# THE EXERCISE
Return a copy of each line that holds the string "Control".

# TASK DATA
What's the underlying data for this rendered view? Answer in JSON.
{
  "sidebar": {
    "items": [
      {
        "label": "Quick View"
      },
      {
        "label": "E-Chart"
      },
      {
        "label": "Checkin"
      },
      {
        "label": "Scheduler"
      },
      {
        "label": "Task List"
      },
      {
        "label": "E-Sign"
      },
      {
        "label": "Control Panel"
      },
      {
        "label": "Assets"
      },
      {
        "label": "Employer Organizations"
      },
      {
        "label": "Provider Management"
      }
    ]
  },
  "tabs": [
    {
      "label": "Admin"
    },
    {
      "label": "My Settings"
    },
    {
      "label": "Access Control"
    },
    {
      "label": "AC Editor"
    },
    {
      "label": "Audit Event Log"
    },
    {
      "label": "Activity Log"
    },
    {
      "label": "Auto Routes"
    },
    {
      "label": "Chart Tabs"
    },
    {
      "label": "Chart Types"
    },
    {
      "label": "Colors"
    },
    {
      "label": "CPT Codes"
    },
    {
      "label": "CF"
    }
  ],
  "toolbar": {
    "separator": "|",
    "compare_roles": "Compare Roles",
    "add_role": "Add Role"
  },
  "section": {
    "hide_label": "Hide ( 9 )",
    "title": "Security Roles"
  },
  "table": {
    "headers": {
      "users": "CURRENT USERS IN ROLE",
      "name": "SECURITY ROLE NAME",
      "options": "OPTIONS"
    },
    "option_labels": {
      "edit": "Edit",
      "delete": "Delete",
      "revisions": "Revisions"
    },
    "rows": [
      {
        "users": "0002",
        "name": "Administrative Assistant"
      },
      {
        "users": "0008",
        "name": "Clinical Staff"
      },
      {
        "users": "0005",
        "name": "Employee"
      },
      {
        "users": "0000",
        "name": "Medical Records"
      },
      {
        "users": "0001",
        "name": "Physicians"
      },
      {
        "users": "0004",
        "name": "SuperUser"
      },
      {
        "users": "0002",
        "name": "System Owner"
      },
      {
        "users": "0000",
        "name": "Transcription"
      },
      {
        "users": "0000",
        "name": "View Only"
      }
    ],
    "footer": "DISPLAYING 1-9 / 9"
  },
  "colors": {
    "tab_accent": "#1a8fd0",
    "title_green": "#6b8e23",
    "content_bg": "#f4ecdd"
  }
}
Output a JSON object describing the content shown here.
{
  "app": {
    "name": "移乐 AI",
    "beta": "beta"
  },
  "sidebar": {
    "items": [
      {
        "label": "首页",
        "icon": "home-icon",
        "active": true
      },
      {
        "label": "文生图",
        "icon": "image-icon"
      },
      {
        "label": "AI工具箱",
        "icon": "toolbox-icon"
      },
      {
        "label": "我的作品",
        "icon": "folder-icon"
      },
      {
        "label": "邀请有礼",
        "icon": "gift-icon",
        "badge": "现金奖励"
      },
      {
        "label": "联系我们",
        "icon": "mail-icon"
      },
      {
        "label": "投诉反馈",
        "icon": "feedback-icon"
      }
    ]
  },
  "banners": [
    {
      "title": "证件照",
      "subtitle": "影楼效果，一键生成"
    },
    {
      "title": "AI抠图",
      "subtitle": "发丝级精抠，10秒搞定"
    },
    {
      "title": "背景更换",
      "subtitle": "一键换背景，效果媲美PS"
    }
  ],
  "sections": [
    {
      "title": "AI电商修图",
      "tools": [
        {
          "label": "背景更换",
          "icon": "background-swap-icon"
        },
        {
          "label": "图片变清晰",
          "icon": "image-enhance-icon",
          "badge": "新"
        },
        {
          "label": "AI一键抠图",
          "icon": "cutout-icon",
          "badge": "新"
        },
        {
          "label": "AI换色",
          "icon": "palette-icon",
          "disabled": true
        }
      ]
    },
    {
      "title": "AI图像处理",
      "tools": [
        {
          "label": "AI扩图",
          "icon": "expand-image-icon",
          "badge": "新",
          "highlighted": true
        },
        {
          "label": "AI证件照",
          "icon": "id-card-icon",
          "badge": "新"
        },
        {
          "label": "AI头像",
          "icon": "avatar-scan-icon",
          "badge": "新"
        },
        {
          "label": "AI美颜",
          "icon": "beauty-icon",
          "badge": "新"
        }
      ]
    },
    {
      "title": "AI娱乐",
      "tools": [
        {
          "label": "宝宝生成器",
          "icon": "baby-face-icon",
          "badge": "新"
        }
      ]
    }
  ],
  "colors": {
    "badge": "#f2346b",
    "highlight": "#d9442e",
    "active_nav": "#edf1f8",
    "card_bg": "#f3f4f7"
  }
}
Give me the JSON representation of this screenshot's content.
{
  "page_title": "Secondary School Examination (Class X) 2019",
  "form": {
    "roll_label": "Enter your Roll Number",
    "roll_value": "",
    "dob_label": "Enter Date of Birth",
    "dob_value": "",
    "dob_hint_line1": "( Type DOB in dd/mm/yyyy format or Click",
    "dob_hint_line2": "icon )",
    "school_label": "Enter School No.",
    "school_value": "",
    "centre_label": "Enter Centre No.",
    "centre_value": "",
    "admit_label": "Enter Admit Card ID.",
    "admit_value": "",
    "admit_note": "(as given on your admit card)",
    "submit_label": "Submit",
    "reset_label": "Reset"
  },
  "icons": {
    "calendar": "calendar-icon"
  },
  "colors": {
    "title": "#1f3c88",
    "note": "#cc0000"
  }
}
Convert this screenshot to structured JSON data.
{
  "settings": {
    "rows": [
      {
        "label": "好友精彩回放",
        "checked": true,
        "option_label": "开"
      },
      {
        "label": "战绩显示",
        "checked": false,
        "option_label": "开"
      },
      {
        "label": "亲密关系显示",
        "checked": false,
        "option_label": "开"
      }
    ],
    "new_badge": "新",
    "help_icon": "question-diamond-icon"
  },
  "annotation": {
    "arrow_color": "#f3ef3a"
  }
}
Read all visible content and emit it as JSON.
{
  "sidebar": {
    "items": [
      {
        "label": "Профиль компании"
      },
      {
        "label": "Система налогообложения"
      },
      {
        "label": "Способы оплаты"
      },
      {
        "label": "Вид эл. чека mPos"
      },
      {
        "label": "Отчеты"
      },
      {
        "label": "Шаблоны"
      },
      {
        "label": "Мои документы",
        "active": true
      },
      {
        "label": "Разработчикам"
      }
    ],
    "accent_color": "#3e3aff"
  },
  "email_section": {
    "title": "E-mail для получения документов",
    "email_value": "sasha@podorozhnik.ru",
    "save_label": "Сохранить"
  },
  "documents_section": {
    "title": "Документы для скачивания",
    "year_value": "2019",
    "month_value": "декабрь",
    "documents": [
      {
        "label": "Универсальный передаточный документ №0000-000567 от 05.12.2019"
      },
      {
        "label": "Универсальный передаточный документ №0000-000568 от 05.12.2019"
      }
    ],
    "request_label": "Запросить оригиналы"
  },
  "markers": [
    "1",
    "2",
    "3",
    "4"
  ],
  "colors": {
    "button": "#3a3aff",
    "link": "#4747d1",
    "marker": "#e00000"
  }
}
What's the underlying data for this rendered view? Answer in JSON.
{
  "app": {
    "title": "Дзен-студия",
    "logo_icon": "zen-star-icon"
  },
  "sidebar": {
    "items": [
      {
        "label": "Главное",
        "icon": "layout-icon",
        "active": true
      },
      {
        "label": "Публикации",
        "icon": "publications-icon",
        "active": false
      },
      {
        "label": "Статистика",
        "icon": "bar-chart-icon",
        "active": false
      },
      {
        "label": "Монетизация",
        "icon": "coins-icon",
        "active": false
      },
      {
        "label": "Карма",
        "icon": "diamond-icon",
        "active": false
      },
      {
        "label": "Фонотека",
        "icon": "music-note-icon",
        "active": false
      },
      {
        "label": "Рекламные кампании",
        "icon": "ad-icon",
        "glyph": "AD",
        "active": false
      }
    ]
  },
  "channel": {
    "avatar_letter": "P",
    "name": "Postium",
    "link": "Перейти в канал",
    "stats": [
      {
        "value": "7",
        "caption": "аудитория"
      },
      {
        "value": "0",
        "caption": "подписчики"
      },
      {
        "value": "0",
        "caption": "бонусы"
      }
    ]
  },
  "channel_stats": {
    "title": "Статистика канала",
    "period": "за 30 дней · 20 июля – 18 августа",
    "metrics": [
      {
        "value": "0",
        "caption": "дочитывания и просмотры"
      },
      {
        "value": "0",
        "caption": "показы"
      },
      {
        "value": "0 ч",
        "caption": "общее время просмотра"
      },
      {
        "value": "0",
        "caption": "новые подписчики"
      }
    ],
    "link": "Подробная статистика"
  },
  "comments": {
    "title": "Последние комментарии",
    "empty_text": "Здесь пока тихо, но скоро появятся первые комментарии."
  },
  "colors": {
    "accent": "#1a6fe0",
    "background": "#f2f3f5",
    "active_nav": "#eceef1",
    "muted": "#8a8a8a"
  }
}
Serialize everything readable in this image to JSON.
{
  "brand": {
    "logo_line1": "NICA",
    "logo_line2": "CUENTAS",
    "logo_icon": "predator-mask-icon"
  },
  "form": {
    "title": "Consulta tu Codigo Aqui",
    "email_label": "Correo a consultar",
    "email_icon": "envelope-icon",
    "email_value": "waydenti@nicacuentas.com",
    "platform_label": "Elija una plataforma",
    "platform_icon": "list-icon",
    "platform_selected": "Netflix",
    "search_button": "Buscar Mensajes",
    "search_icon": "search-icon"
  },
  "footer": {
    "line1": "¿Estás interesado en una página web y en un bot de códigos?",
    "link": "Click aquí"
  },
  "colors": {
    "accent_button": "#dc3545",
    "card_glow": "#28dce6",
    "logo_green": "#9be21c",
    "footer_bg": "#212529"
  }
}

# TASK RESULT
        "label": "Control Panel"
      "label": "Access Control"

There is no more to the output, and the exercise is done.